Return each line containing "windows".

• RECORDS TO USE
----

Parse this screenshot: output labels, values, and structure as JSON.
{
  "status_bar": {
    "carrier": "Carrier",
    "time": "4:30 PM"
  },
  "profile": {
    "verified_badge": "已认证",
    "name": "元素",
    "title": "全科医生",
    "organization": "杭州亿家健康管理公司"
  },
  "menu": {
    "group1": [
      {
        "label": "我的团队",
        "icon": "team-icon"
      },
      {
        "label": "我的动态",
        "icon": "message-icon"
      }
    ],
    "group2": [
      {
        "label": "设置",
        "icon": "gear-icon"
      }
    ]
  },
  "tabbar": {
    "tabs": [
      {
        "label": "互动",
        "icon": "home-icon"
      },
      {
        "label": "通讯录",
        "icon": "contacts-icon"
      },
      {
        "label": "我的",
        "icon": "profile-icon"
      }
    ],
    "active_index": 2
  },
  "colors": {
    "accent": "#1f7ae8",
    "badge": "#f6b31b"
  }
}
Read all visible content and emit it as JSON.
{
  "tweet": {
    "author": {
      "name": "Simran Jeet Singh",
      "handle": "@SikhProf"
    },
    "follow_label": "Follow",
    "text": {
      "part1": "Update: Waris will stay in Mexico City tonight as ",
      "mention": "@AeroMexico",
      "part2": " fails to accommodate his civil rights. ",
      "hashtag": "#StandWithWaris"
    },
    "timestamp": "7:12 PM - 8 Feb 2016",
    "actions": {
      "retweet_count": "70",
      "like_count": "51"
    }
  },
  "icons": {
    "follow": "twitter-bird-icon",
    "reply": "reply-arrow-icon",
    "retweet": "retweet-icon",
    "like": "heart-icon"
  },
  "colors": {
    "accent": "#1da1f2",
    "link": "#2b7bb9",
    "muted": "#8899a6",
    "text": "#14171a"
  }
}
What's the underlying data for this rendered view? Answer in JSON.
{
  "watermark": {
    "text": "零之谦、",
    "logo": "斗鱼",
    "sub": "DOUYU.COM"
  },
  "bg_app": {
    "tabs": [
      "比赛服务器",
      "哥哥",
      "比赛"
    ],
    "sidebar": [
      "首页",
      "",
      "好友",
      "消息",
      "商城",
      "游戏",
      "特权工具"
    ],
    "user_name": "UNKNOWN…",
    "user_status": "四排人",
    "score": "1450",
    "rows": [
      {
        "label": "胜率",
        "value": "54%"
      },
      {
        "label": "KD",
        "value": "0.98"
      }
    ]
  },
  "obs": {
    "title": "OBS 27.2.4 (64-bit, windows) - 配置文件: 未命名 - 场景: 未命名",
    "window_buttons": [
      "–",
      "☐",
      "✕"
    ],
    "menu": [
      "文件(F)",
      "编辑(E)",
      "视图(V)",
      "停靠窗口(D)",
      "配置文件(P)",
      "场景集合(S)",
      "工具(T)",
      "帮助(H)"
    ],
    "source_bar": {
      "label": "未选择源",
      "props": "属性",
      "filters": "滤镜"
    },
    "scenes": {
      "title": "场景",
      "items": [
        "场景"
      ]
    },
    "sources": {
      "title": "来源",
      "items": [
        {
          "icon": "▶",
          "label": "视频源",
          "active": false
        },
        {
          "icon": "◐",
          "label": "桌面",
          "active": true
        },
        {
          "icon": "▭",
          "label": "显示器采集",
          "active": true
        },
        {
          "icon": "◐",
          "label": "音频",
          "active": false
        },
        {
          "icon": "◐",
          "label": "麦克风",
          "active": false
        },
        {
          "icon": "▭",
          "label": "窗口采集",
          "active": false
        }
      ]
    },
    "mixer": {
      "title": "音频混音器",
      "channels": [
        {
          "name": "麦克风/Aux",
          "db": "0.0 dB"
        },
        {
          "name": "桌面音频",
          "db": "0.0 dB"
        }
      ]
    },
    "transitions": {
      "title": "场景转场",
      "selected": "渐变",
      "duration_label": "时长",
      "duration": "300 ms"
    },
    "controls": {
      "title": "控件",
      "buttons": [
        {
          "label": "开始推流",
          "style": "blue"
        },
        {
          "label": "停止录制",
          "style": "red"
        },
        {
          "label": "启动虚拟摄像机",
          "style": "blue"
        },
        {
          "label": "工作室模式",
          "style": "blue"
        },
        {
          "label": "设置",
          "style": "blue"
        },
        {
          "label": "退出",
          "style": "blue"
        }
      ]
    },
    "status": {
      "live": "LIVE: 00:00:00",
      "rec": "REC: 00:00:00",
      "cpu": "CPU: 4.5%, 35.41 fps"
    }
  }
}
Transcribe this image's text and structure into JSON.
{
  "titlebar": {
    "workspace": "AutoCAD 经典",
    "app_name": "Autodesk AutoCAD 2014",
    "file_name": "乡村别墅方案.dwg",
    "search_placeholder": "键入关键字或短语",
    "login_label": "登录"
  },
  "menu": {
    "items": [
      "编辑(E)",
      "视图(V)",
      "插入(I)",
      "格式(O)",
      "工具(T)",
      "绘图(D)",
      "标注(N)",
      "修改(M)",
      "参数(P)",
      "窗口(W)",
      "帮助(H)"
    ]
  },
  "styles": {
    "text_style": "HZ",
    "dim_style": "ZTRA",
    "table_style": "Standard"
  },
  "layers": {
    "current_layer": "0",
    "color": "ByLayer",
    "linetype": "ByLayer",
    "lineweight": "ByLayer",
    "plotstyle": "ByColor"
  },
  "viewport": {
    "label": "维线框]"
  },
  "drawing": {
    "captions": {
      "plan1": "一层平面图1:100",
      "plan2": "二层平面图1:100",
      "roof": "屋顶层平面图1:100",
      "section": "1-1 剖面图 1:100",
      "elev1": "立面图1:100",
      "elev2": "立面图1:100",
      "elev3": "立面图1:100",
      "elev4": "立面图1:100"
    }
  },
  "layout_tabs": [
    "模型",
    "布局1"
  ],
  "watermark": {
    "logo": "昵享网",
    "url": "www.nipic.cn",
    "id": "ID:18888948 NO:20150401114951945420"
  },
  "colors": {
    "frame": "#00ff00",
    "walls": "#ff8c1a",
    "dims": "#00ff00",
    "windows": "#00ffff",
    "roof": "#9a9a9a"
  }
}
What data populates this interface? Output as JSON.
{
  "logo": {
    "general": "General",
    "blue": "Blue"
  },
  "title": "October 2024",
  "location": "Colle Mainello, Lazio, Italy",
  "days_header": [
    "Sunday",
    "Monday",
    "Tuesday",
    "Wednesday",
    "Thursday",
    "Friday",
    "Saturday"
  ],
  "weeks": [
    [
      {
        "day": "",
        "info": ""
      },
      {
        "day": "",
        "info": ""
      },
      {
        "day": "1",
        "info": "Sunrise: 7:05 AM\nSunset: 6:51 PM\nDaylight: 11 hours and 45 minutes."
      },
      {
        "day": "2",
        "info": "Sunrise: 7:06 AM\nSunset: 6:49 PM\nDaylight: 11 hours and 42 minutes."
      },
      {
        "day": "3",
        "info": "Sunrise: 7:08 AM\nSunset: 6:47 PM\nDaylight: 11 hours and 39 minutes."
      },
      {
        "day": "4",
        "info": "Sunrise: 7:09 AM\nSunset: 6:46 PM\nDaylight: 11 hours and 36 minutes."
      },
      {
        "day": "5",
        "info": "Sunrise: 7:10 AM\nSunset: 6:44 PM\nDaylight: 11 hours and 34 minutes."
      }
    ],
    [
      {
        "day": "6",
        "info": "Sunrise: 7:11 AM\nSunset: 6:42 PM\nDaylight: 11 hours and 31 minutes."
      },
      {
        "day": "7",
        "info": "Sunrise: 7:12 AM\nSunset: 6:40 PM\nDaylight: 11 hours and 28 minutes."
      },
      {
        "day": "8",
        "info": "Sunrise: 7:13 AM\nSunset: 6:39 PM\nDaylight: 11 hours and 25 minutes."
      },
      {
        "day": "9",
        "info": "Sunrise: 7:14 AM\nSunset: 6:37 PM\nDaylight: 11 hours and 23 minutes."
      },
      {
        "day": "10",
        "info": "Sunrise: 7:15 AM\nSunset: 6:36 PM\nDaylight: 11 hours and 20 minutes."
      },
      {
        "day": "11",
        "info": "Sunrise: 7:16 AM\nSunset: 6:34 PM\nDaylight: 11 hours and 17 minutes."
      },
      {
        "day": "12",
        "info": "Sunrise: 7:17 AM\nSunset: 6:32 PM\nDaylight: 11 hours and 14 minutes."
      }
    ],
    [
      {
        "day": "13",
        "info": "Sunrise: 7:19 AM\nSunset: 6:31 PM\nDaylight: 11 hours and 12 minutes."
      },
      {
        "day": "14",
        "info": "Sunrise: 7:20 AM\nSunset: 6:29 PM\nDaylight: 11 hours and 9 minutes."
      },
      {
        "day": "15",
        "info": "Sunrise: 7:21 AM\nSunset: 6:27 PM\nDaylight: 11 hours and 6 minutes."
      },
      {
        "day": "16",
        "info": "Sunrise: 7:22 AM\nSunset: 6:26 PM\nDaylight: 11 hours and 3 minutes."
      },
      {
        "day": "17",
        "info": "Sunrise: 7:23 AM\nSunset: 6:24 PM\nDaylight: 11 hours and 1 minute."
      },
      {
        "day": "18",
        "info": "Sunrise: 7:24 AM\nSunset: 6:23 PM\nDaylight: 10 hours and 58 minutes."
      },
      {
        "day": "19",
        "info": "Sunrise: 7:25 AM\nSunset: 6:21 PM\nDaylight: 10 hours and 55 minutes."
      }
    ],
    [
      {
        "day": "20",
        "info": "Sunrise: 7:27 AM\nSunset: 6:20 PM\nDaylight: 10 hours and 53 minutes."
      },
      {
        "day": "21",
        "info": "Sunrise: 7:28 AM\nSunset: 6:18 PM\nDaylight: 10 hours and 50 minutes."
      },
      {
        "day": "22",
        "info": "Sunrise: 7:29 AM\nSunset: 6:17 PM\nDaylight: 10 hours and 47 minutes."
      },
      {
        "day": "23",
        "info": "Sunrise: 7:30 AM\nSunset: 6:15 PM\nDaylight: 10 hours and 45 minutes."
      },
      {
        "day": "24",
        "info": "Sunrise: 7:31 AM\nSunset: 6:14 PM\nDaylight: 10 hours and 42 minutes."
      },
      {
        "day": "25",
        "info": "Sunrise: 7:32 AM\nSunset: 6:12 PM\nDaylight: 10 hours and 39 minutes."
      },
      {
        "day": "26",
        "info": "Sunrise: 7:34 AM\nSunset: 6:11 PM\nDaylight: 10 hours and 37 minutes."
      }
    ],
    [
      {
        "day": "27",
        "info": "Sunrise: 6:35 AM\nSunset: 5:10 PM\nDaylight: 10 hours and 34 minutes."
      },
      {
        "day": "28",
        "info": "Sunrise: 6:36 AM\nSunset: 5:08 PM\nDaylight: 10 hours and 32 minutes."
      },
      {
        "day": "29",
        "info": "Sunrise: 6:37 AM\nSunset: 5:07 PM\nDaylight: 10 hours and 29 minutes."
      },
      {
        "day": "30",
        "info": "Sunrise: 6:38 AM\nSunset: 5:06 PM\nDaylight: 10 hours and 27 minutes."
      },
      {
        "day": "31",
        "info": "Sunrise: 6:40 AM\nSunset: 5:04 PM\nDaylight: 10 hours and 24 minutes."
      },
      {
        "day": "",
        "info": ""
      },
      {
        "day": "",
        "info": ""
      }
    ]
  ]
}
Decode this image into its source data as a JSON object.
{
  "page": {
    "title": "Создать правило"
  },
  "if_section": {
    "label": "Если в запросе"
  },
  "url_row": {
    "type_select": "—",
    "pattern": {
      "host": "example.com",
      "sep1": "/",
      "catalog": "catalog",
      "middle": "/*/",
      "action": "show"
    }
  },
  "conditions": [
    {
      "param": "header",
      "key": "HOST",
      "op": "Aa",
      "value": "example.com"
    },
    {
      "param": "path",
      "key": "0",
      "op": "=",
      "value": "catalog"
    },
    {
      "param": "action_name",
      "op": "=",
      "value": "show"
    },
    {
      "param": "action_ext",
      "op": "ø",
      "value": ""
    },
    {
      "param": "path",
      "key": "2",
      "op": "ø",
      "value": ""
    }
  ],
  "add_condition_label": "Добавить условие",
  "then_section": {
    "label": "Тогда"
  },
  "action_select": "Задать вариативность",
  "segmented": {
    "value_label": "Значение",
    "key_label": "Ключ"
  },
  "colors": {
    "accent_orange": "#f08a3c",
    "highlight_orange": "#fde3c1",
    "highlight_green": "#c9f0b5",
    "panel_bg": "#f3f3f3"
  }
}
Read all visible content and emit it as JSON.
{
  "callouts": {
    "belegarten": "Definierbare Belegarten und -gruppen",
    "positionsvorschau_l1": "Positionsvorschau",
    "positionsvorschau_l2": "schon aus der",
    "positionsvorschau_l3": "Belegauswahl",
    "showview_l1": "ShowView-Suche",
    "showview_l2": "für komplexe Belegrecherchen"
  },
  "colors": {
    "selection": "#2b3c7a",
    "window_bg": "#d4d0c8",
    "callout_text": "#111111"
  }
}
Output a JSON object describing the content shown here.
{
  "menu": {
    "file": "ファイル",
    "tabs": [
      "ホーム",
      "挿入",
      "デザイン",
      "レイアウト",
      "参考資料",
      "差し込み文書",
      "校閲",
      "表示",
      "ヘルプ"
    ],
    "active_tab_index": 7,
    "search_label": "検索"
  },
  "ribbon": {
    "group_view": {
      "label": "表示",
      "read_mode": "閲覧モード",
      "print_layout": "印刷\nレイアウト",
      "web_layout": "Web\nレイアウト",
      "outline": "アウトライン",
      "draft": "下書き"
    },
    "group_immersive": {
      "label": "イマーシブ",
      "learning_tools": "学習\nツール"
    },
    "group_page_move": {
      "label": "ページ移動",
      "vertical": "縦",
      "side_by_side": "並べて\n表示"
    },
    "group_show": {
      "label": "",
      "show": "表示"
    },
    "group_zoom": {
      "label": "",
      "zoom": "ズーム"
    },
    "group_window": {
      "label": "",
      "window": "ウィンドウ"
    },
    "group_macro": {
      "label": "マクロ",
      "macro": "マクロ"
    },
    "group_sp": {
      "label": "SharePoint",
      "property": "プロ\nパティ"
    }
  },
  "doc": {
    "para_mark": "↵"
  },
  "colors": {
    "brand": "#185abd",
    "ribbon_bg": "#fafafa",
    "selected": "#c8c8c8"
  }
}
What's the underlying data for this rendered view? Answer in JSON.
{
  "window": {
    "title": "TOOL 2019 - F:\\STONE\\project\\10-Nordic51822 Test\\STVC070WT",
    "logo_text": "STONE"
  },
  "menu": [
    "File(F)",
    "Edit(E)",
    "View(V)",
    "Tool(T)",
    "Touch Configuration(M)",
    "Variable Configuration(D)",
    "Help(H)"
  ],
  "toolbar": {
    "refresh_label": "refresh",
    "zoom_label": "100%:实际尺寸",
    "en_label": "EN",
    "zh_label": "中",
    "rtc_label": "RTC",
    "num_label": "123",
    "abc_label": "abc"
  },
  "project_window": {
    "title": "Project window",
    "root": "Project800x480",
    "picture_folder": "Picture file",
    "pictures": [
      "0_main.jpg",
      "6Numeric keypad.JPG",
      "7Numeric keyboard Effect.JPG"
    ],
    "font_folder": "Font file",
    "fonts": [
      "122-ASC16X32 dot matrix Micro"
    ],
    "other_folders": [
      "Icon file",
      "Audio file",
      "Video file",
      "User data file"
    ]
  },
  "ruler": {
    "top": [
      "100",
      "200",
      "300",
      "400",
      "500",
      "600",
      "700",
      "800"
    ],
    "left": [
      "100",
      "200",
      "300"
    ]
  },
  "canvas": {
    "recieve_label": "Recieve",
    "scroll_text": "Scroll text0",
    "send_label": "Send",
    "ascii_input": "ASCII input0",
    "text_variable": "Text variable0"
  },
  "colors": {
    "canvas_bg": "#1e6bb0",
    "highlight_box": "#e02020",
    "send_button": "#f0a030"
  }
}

----

• RESPONSE TO THE EXERCISE
    "title": "OBS 27.2.4 (64-bit, windows) - 配置文件: 未命名 - 场景: 未命名",
    "windows": "#00ffff",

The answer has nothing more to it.